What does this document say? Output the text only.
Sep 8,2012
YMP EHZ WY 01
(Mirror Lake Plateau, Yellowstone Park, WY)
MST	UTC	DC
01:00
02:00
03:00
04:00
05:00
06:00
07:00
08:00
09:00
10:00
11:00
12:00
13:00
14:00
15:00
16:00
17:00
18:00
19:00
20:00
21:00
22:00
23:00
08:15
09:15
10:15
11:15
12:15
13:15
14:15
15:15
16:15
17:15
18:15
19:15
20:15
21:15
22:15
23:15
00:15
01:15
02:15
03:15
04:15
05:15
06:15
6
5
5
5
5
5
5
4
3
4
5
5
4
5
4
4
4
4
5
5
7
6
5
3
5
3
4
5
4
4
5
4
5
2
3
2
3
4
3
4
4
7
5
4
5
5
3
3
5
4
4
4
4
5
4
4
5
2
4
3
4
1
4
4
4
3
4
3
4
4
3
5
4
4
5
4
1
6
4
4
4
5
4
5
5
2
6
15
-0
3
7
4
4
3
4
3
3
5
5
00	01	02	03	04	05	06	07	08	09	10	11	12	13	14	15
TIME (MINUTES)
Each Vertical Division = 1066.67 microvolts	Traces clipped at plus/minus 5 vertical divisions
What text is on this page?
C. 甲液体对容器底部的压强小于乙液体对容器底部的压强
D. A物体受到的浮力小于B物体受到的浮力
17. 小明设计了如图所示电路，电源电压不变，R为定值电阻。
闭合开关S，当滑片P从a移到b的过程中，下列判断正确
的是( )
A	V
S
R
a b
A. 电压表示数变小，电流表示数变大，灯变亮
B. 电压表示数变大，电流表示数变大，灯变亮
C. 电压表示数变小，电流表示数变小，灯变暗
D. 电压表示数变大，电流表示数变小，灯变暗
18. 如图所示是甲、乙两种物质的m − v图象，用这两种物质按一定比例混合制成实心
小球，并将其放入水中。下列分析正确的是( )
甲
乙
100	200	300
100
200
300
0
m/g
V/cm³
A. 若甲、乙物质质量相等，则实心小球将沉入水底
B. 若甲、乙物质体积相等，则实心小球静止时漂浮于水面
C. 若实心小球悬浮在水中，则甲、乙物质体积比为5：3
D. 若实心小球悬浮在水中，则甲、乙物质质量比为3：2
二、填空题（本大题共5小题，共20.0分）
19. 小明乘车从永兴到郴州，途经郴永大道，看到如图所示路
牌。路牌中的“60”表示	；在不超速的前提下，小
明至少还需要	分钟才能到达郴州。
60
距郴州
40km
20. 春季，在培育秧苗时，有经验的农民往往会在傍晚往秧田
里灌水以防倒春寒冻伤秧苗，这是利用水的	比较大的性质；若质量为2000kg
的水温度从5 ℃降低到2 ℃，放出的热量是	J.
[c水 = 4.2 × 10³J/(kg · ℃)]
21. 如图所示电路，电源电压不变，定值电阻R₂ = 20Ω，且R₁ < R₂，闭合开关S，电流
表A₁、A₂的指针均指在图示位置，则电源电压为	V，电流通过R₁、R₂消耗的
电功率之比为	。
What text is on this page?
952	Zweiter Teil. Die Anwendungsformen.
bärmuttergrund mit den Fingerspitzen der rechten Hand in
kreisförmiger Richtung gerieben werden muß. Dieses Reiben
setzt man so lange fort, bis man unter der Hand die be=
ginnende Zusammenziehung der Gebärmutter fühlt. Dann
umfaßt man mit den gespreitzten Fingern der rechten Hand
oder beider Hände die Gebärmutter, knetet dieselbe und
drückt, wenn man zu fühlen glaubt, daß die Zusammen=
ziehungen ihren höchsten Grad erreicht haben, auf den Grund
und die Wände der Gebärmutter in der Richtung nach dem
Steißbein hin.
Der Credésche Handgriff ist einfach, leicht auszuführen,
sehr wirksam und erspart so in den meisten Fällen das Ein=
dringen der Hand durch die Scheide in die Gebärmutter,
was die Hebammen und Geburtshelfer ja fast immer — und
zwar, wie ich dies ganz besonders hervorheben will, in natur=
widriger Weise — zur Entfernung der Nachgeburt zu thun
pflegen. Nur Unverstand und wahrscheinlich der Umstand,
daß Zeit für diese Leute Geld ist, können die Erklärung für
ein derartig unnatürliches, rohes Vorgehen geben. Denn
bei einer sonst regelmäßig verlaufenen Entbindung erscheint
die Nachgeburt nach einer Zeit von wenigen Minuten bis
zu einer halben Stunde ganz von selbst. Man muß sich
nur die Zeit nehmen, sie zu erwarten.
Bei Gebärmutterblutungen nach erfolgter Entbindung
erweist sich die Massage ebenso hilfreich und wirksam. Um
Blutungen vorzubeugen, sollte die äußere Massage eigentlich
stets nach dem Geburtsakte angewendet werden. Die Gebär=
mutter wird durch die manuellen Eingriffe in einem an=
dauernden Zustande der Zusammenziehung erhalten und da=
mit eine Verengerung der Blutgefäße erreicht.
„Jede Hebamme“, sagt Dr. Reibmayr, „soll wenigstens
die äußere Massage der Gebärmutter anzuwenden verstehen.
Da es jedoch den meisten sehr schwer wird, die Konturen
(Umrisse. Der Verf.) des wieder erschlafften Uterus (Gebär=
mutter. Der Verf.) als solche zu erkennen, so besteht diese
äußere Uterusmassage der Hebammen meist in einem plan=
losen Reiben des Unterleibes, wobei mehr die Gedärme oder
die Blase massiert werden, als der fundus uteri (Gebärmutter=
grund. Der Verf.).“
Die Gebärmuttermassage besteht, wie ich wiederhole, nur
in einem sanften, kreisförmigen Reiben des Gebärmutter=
== == ==
Copy each line of the listing that holds the word "Entbindung".

bei einer sonst regelmäßig verlaufenen Entbindung erscheint
Bei Gebärmutterblutungen nach erfolgter Entbindung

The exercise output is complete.